# Start of STORED ROWS

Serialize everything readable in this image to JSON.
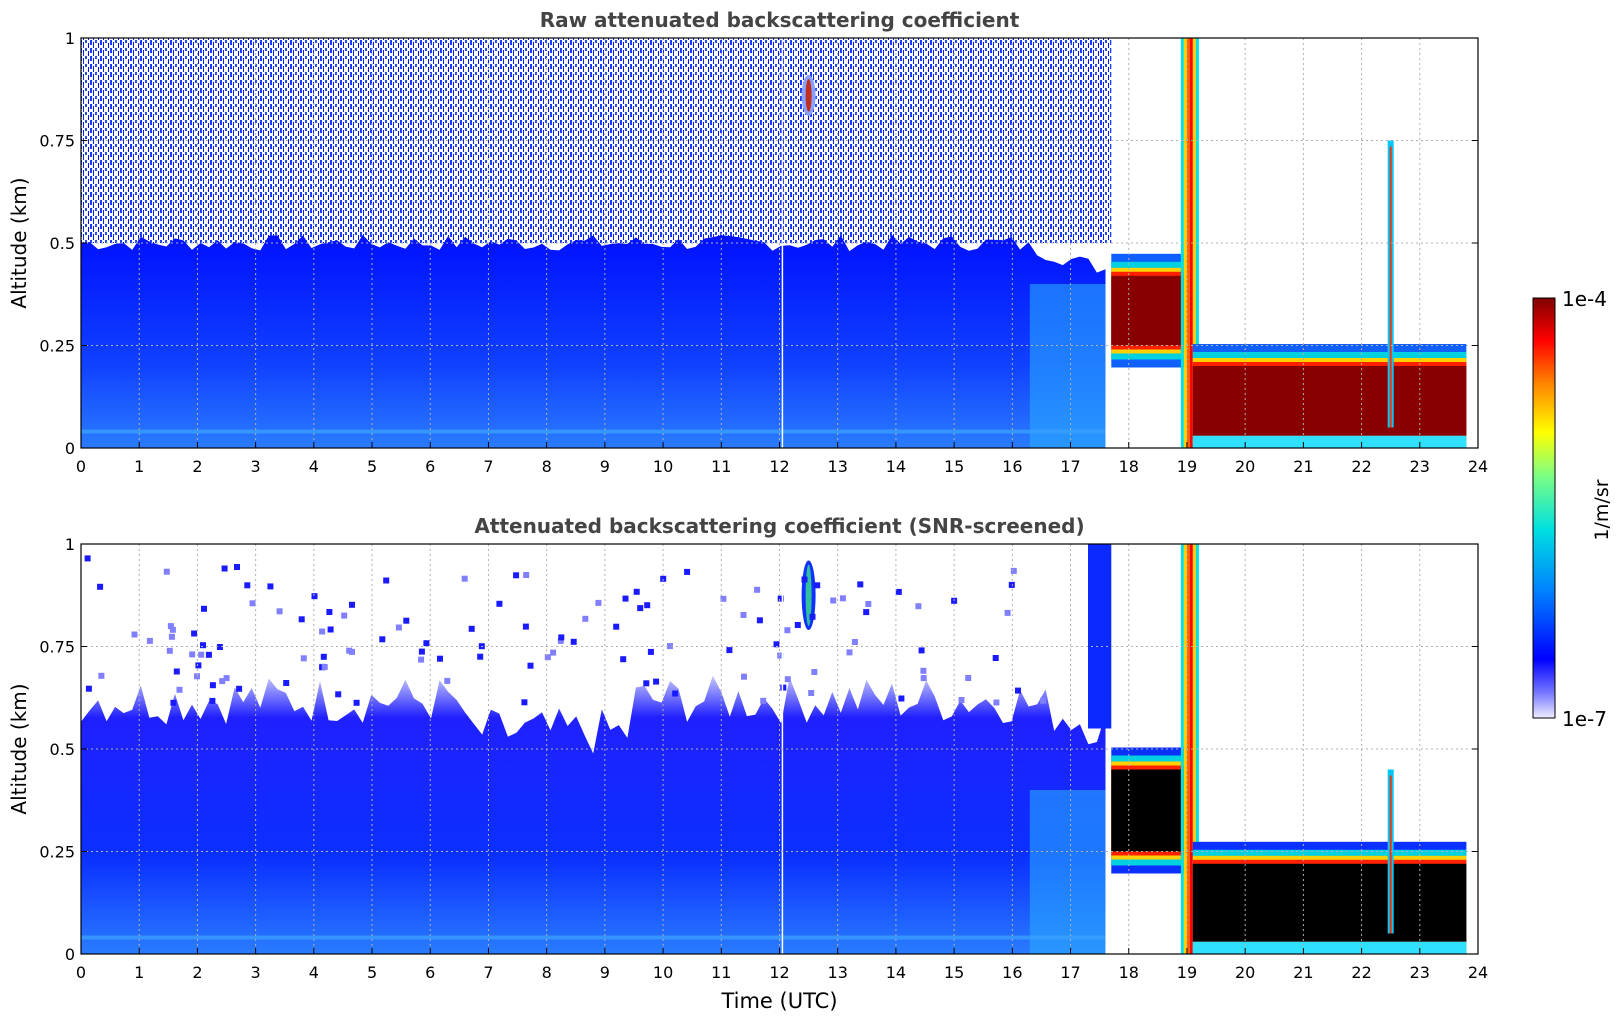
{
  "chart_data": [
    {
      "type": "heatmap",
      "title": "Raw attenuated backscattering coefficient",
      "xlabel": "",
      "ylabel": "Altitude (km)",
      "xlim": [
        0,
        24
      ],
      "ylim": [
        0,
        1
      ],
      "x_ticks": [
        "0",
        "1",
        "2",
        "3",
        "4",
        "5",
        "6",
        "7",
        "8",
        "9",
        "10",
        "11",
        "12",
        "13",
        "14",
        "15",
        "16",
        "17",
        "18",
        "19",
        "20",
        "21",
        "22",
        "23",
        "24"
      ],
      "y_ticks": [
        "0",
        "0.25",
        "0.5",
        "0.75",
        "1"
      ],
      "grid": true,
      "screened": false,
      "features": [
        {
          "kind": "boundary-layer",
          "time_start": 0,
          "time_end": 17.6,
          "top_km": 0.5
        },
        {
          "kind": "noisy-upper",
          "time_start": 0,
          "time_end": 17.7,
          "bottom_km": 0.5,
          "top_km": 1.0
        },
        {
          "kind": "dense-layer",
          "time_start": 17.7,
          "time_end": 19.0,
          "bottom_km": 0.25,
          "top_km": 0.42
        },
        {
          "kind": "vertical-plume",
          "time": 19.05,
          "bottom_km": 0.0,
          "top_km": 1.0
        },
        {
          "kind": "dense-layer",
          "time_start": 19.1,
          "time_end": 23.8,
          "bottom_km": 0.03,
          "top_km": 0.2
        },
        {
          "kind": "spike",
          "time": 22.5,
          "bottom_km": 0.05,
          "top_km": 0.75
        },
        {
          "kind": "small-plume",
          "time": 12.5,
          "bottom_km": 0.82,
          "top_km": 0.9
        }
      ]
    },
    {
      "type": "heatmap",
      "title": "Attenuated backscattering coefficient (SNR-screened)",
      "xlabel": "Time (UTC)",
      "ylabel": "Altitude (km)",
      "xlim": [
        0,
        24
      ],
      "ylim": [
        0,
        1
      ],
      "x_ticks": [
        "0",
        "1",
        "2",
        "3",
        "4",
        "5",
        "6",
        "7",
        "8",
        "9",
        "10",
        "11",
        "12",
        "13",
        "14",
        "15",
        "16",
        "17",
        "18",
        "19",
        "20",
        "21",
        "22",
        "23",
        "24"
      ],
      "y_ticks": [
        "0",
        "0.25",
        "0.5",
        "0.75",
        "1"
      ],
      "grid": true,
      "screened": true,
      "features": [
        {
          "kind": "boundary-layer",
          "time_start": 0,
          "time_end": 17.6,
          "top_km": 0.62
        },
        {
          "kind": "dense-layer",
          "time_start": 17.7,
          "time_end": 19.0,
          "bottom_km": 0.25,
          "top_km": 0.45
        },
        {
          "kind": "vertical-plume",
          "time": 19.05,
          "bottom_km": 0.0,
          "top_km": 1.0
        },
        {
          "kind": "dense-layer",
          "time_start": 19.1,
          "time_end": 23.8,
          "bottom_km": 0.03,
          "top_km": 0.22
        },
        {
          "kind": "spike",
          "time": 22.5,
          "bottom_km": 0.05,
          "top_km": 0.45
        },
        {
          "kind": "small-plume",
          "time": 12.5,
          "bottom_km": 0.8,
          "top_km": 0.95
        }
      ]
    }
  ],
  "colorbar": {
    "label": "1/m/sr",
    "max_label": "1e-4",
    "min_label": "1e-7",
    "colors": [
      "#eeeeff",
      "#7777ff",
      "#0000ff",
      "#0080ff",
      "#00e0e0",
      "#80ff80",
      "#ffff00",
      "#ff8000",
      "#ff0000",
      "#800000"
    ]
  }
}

# End of STORED ROWS
# Start of STORED ROWS

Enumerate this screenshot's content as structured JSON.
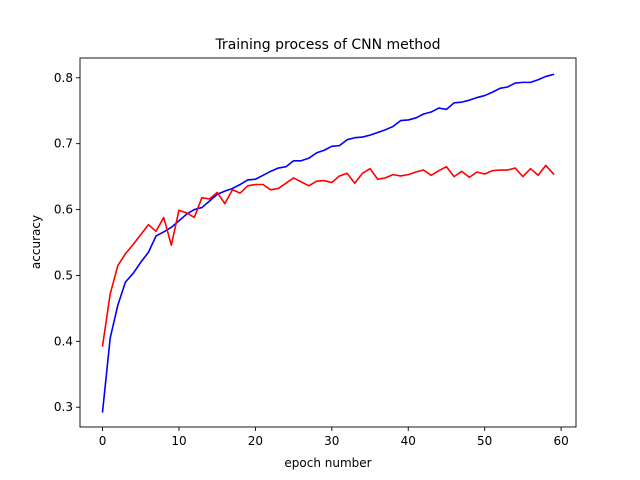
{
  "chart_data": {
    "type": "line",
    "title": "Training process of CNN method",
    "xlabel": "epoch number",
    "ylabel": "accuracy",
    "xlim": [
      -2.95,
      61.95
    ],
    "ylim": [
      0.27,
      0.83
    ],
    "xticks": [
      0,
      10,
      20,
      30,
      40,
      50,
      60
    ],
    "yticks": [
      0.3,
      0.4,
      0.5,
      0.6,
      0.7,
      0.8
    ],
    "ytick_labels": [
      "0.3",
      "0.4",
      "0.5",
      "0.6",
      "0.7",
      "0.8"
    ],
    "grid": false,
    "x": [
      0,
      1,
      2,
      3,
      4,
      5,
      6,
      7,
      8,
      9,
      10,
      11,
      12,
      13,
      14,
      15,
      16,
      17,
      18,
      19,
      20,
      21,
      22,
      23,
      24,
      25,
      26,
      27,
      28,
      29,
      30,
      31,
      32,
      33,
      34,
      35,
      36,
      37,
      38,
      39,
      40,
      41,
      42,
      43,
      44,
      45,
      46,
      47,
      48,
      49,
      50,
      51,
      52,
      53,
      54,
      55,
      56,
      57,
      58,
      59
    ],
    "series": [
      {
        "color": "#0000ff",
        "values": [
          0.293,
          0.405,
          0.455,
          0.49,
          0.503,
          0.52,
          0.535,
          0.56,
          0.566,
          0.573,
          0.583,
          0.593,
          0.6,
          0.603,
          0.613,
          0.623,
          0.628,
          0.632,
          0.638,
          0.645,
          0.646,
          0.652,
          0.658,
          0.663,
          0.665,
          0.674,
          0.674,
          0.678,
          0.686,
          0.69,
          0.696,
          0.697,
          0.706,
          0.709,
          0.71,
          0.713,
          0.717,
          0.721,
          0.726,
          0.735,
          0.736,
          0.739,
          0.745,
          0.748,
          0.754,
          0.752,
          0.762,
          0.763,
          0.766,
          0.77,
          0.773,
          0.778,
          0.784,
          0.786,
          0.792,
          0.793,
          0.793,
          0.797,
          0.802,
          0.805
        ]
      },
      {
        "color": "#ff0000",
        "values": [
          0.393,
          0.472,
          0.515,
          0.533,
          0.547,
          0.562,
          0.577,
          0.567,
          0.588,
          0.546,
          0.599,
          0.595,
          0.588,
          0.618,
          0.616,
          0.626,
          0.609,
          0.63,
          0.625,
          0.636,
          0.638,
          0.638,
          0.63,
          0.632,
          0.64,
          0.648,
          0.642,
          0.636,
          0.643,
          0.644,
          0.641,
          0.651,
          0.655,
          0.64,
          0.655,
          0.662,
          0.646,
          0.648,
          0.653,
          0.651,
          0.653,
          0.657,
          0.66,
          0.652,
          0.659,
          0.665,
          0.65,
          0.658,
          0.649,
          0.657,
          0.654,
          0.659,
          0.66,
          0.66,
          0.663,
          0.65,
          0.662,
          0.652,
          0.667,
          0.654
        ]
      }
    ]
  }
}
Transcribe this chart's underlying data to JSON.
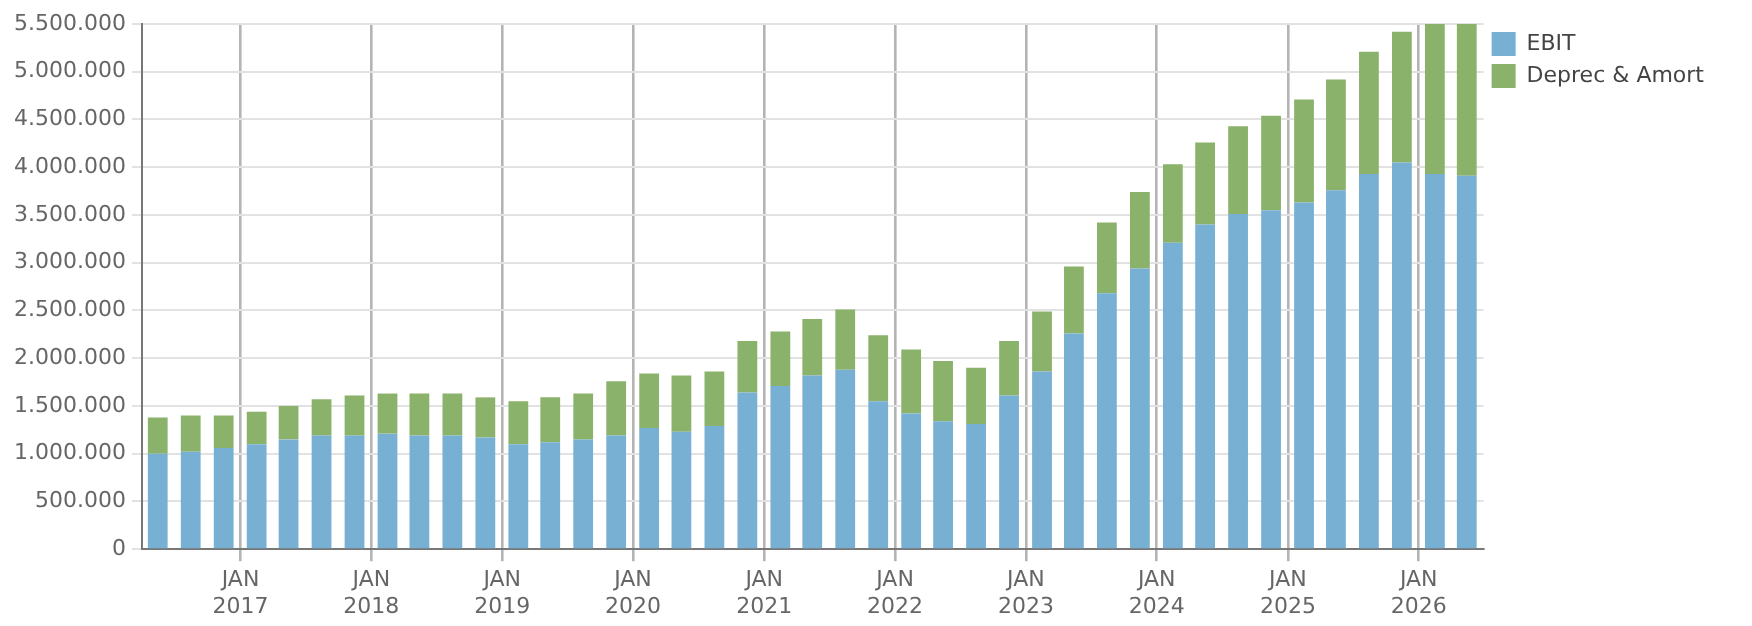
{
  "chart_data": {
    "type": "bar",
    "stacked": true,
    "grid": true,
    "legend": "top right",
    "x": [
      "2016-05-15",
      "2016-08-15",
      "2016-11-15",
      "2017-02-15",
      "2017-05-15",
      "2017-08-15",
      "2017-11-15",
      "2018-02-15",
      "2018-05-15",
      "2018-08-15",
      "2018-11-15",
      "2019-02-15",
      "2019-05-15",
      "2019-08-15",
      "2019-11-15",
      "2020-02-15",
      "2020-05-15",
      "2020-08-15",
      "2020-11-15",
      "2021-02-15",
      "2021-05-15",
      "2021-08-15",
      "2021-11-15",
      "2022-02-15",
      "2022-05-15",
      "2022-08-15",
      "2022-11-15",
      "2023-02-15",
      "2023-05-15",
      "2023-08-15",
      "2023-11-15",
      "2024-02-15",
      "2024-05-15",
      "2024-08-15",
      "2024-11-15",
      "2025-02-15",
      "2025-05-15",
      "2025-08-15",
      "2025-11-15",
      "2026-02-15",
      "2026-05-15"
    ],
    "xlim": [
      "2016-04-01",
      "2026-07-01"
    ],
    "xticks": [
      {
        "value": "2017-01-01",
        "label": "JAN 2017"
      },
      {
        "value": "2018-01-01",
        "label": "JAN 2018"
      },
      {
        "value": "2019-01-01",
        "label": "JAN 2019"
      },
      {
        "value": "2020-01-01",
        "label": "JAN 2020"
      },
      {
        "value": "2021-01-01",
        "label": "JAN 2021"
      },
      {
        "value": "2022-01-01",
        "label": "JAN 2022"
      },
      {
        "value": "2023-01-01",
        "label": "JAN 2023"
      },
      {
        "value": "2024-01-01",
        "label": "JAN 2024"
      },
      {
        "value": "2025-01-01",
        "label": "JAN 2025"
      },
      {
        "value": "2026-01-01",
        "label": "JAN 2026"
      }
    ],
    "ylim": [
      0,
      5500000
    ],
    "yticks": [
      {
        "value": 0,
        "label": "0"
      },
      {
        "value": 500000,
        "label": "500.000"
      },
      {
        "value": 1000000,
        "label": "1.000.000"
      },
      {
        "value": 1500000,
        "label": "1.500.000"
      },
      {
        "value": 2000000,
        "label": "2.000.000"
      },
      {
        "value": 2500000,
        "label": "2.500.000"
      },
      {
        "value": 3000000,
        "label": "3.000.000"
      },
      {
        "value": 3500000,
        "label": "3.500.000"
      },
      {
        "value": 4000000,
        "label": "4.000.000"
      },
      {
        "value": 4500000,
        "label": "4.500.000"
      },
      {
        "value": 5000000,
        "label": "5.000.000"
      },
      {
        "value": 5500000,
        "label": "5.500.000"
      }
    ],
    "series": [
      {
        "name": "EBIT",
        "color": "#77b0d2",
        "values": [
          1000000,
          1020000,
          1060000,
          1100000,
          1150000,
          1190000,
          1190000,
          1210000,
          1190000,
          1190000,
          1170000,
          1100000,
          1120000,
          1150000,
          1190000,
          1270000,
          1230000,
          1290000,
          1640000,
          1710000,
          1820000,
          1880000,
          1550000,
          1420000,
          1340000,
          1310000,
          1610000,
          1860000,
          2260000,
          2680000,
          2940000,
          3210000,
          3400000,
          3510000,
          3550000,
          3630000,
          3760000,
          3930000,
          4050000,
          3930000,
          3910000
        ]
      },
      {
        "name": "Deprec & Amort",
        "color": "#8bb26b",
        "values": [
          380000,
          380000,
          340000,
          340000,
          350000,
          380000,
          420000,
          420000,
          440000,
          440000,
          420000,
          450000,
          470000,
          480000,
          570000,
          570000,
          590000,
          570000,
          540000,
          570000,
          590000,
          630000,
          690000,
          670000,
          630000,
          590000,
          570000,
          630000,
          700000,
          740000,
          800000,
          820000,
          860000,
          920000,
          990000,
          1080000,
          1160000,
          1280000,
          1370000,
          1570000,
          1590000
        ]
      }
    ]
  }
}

# End of STORED ROWS

◆ **INSTRUCTIONS FOR THE TASK**
Only the number is wanted: how many lines of the material above include the word "type"?

◆ **OUTPUT FOR THIS EXERCISE**
4